- Problem requirements:
The data below should be printed in full, exactly, and without any of its images.

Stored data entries
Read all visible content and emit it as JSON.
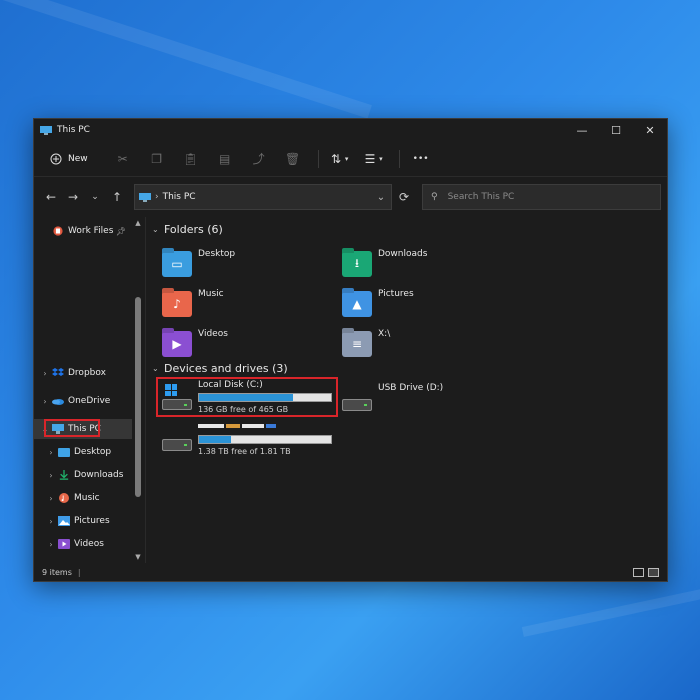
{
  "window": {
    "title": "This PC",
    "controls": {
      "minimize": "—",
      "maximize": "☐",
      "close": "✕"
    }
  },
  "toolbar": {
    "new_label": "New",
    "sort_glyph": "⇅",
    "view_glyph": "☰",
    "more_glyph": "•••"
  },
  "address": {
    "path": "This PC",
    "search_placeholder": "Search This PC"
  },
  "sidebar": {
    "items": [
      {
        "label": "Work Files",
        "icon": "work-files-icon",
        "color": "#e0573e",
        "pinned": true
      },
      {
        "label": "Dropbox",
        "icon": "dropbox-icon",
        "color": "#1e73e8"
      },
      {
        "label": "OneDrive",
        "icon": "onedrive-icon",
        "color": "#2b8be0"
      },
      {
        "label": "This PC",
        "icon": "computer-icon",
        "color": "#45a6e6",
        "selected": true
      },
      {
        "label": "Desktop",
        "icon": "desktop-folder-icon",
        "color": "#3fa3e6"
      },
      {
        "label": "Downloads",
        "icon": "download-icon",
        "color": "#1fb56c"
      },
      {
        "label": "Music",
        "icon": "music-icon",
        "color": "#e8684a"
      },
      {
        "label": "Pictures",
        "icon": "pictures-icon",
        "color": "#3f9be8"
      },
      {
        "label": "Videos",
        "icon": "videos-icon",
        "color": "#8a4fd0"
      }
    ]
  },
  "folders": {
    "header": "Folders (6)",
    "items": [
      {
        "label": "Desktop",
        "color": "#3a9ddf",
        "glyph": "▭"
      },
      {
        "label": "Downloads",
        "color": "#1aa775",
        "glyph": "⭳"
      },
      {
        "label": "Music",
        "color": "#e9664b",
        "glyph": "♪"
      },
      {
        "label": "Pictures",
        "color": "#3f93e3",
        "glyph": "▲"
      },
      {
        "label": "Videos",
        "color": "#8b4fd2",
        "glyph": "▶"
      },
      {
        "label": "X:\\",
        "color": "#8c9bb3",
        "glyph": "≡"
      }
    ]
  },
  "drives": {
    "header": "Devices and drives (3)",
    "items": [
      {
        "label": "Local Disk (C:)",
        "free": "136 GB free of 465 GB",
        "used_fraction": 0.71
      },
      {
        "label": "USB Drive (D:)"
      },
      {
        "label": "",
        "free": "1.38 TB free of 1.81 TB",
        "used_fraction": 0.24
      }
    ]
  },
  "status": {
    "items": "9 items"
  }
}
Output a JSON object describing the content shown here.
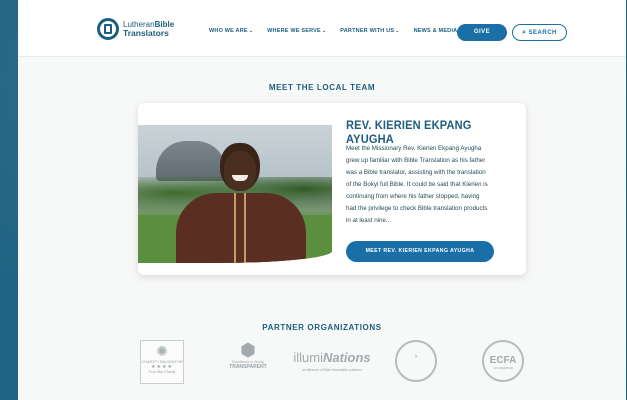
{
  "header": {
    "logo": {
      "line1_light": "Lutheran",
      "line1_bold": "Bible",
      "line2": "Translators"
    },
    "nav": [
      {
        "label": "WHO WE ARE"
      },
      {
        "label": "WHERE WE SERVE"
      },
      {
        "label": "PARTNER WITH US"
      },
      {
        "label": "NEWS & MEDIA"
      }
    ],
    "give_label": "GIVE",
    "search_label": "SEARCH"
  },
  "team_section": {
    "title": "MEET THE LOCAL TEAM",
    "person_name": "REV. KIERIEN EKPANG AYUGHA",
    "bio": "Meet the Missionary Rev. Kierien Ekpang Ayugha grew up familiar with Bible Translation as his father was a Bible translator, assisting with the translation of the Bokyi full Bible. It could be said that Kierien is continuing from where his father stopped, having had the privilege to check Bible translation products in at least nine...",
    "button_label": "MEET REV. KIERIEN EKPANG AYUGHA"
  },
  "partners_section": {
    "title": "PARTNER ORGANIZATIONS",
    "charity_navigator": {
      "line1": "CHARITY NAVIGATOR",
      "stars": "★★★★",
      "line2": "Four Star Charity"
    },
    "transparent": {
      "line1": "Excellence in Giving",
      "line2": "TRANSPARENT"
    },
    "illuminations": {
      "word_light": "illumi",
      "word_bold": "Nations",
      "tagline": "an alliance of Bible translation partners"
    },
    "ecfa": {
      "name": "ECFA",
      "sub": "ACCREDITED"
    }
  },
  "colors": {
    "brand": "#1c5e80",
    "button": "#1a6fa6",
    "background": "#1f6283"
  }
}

- Solution to this task:
Read all visible content and emit it as JSON.
{
  "window": {
    "title": "This PC",
    "controls": {
      "minimize": "—",
      "maximize": "☐",
      "close": "✕"
    }
  },
  "toolbar": {
    "new_label": "New",
    "sort_glyph": "⇅",
    "view_glyph": "☰",
    "more_glyph": "•••"
  },
  "address": {
    "path": "This PC",
    "search_placeholder": "Search This PC"
  },
  "sidebar": {
    "items": [
      {
        "label": "Work Files",
        "icon": "work-files-icon",
        "color": "#e0573e",
        "pinned": true
      },
      {
        "label": "Dropbox",
        "icon": "dropbox-icon",
        "color": "#1e73e8"
      },
      {
        "label": "OneDrive",
        "icon": "onedrive-icon",
        "color": "#2b8be0"
      },
      {
        "label": "This PC",
        "icon": "computer-icon",
        "color": "#45a6e6",
        "selected": true
      },
      {
        "label": "Desktop",
        "icon": "desktop-folder-icon",
        "color": "#3fa3e6"
      },
      {
        "label": "Downloads",
        "icon": "download-icon",
        "color": "#1fb56c"
      },
      {
        "label": "Music",
        "icon": "music-icon",
        "color": "#e8684a"
      },
      {
        "label": "Pictures",
        "icon": "pictures-icon",
        "color": "#3f9be8"
      },
      {
        "label": "Videos",
        "icon": "videos-icon",
        "color": "#8a4fd0"
      }
    ]
  },
  "folders": {
    "header": "Folders (6)",
    "items": [
      {
        "label": "Desktop",
        "color": "#3a9ddf",
        "glyph": "▭"
      },
      {
        "label": "Downloads",
        "color": "#1aa775",
        "glyph": "⭳"
      },
      {
        "label": "Music",
        "color": "#e9664b",
        "glyph": "♪"
      },
      {
        "label": "Pictures",
        "color": "#3f93e3",
        "glyph": "▲"
      },
      {
        "label": "Videos",
        "color": "#8b4fd2",
        "glyph": "▶"
      },
      {
        "label": "X:\\",
        "color": "#8c9bb3",
        "glyph": "≡"
      }
    ]
  },
  "drives": {
    "header": "Devices and drives (3)",
    "items": [
      {
        "label": "Local Disk (C:)",
        "free": "136 GB free of 465 GB",
        "used_fraction": 0.71
      },
      {
        "label": "USB Drive (D:)"
      },
      {
        "label": "",
        "free": "1.38 TB free of 1.81 TB",
        "used_fraction": 0.24
      }
    ]
  },
  "status": {
    "items": "9 items"
  }
}
Output a JSON object describing the content shown here.
{
  "header": {
    "logo": {
      "line1_light": "Lutheran",
      "line1_bold": "Bible",
      "line2": "Translators"
    },
    "nav": [
      {
        "label": "WHO WE ARE"
      },
      {
        "label": "WHERE WE SERVE"
      },
      {
        "label": "PARTNER WITH US"
      },
      {
        "label": "NEWS & MEDIA"
      }
    ],
    "give_label": "GIVE",
    "search_label": "SEARCH"
  },
  "team_section": {
    "title": "MEET THE LOCAL TEAM",
    "person_name": "REV. KIERIEN EKPANG AYUGHA",
    "bio": "Meet the Missionary Rev. Kierien Ekpang Ayugha grew up familiar with Bible Translation as his father was a Bible translator, assisting with the translation of the Bokyi full Bible. It could be said that Kierien is continuing from where his father stopped, having had the privilege to check Bible translation products in at least nine...",
    "button_label": "MEET REV. KIERIEN EKPANG AYUGHA"
  },
  "partners_section": {
    "title": "PARTNER ORGANIZATIONS",
    "charity_navigator": {
      "line1": "CHARITY NAVIGATOR",
      "stars": "★★★★",
      "line2": "Four Star Charity"
    },
    "transparent": {
      "line1": "Excellence in Giving",
      "line2": "TRANSPARENT"
    },
    "illuminations": {
      "word_light": "illumi",
      "word_bold": "Nations",
      "tagline": "an alliance of Bible translation partners"
    },
    "ecfa": {
      "name": "ECFA",
      "sub": "ACCREDITED"
    }
  },
  "colors": {
    "brand": "#1c5e80",
    "button": "#1a6fa6",
    "background": "#1f6283"
  }
}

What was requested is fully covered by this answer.